_Extracted records_
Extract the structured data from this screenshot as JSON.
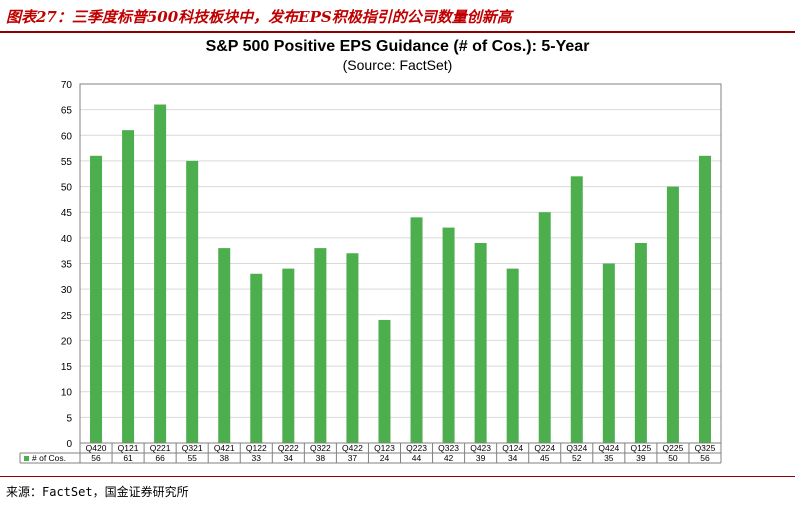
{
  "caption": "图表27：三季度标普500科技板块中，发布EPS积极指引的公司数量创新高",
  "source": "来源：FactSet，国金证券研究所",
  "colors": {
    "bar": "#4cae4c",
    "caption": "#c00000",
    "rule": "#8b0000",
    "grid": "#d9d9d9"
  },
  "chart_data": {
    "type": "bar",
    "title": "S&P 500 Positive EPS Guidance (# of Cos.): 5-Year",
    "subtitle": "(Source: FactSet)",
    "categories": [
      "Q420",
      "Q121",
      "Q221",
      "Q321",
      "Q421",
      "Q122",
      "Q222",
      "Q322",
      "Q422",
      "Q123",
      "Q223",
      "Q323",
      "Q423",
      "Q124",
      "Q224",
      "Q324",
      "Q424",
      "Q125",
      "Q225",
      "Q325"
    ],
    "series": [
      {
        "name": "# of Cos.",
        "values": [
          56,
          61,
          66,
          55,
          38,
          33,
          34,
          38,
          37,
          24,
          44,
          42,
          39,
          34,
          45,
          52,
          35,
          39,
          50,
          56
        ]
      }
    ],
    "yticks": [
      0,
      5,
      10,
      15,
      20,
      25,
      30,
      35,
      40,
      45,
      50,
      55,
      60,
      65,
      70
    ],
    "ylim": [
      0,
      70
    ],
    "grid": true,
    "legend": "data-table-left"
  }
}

--

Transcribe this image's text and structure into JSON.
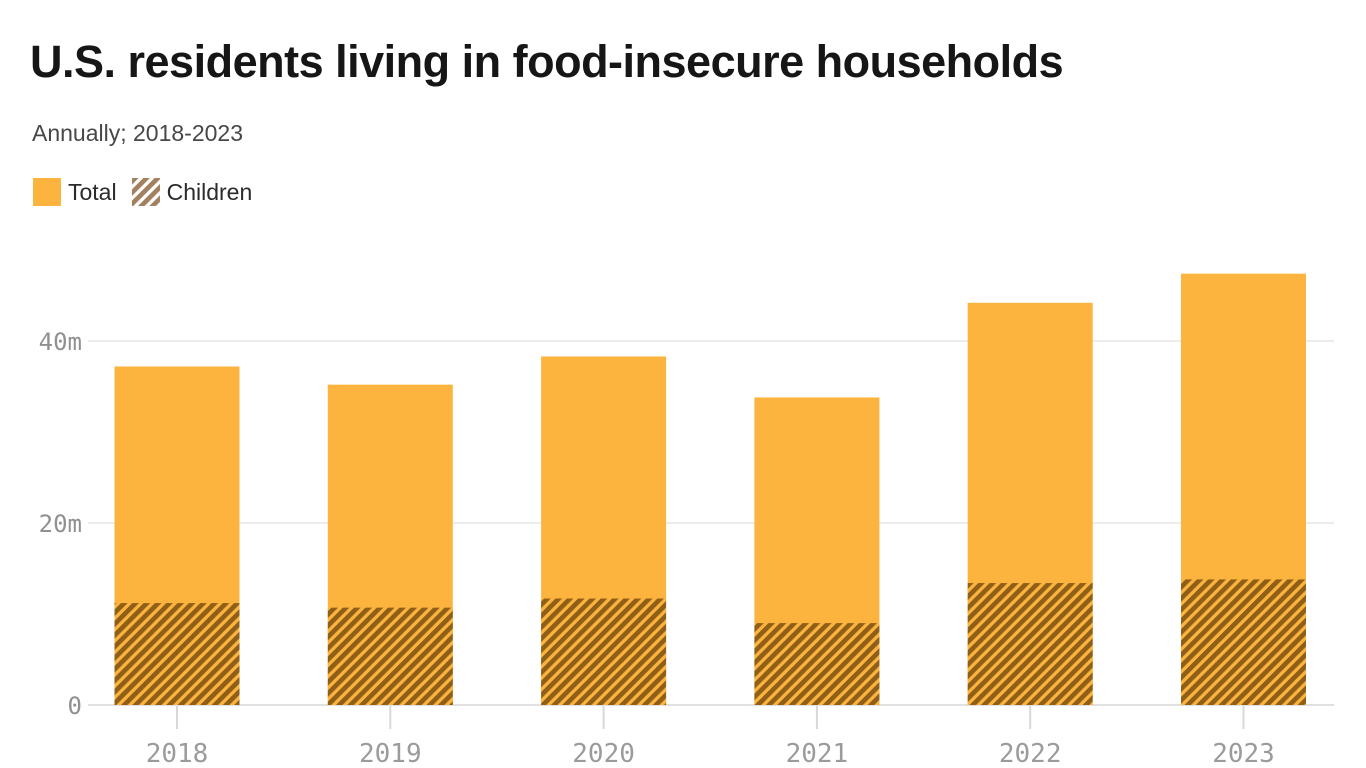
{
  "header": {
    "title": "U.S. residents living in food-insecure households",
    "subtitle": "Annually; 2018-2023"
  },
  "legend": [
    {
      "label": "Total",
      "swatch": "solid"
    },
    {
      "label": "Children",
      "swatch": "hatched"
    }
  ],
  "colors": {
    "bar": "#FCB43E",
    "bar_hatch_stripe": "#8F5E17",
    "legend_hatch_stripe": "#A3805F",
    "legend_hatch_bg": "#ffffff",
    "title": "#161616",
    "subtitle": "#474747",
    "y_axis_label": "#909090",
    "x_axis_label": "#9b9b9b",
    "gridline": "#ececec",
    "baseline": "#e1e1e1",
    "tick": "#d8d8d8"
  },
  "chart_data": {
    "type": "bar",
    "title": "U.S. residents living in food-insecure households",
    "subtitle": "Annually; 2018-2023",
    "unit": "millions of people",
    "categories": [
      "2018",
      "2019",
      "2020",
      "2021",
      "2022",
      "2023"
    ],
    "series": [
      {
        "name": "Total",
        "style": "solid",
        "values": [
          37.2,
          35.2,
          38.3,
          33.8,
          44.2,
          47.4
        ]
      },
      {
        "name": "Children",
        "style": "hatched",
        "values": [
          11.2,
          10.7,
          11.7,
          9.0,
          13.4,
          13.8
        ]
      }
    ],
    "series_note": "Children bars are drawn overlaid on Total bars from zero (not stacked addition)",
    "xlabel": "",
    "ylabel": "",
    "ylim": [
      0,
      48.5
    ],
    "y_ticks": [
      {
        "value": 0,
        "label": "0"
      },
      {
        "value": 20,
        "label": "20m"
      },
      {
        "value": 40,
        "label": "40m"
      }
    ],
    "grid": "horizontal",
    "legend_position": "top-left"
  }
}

_Goal_
Search the lines above for the string "FactSet" and copy each line that has it.

_Exercise output_
  "source": "来源：FactSet，国金证券研究所",
    "subtitle": "(Source: FactSet)",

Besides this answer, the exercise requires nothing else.